Goal of the exercise:
Pick out each line in these entries that contains the string "立中华志".
%%
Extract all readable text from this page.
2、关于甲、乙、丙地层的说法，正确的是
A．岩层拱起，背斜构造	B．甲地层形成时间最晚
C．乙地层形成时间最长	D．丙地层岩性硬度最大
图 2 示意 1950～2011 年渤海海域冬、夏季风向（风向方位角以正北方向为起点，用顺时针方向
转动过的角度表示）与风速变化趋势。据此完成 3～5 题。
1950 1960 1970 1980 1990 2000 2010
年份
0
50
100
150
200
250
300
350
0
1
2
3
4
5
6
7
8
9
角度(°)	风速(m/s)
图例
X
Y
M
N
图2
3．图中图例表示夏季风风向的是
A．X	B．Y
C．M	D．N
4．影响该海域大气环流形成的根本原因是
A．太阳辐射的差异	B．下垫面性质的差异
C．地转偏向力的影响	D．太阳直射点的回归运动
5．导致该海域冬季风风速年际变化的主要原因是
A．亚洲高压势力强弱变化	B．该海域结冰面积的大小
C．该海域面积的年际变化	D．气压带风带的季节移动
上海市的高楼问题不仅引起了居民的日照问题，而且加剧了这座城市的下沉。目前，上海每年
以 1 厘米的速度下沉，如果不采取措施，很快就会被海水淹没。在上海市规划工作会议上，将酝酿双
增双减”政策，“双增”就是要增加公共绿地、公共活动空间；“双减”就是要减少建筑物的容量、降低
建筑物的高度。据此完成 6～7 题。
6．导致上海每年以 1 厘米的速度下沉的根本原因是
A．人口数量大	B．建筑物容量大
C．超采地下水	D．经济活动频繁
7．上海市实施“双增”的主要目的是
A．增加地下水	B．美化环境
%%
%%
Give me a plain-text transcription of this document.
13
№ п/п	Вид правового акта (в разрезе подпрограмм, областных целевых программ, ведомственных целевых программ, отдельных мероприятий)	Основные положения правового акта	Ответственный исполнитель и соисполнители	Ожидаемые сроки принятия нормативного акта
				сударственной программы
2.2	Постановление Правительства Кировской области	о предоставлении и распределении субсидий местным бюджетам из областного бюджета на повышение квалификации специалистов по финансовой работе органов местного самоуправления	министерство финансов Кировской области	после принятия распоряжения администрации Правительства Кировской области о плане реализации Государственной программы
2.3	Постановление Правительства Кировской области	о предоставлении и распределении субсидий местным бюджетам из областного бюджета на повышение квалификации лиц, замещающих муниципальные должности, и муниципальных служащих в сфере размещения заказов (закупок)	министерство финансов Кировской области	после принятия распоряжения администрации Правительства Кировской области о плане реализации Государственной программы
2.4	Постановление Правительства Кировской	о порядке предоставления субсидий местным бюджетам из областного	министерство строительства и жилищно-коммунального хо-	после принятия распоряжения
%%
%%
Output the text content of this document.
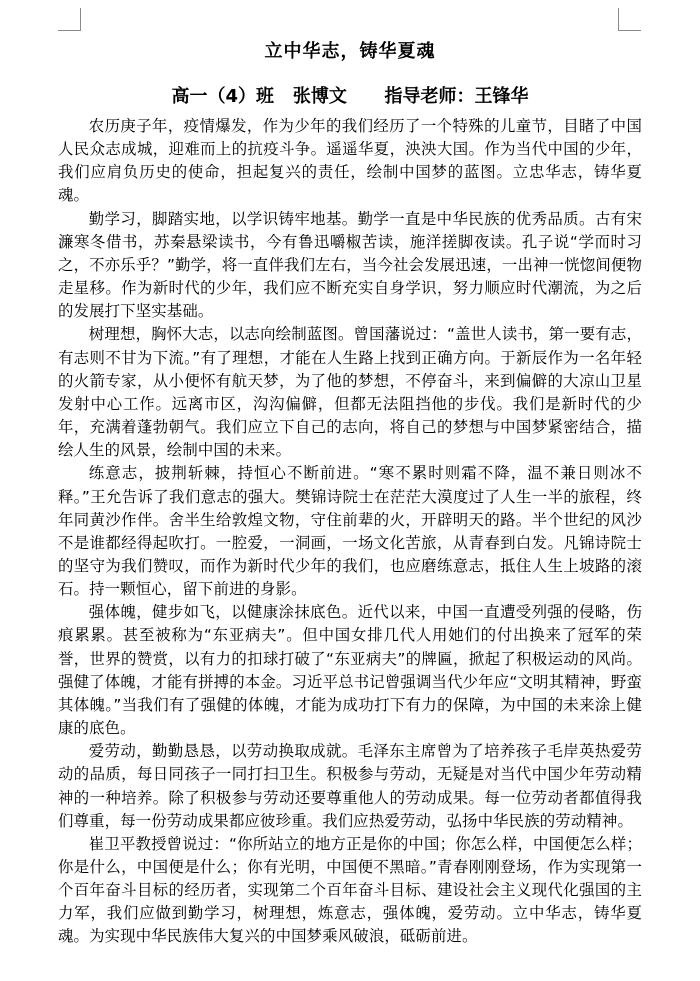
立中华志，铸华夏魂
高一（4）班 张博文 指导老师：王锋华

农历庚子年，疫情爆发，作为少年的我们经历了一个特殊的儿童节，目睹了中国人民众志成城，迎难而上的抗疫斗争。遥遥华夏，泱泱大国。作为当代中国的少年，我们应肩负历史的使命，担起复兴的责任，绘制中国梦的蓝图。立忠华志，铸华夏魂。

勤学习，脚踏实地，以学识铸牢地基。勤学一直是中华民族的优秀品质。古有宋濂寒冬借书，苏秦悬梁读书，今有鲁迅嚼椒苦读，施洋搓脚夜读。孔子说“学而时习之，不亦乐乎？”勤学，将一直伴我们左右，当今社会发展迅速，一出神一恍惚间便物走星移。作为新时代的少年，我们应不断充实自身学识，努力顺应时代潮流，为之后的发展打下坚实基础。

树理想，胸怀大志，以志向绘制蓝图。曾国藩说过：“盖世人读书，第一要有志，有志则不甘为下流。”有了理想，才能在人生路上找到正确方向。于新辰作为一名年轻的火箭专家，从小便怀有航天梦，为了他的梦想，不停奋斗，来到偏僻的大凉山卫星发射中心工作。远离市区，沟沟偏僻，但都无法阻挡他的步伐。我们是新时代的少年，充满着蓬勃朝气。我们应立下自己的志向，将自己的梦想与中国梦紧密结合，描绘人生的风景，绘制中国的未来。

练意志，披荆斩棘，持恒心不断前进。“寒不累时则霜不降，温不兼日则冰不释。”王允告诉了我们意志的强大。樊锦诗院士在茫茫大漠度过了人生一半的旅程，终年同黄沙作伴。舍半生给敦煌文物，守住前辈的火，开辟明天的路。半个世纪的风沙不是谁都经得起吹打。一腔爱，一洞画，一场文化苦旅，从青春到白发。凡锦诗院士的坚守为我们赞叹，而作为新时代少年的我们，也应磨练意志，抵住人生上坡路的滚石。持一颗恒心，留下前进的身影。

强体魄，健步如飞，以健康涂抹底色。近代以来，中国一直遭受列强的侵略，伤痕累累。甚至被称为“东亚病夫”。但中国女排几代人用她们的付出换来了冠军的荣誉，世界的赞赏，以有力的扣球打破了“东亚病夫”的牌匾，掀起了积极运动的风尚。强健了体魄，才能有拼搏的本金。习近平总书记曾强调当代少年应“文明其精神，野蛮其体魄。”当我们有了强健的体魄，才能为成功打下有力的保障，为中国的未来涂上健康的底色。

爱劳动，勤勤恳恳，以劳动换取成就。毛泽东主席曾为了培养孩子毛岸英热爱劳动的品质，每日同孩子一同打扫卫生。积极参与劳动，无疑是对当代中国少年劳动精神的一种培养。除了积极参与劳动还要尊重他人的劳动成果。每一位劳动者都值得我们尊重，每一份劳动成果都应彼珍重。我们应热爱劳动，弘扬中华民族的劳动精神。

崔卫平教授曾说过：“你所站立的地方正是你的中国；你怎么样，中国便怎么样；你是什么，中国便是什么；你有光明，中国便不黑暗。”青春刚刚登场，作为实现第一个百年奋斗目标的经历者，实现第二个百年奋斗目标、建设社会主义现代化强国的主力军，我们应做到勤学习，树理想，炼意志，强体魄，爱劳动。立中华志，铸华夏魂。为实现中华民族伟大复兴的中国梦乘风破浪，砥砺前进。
%%
Reply:
立中华志，铸华夏魂
崔卫平教授曾说过：“你所站立的地方正是你的中国；你怎么样，中国便怎么样；你是什么，中国便是什么；你有光明，中国便不黑暗。”青春刚刚登场，作为实现第一个百年奋斗目标的经历者，实现第二个百年奋斗目标、建设社会主义现代化强国的主力军，我们应做到勤学习，树理想，炼意志，强体魄，爱劳动。立中华志，铸华夏魂。为实现中华民族伟大复兴的中国梦乘风破浪，砥砺前进。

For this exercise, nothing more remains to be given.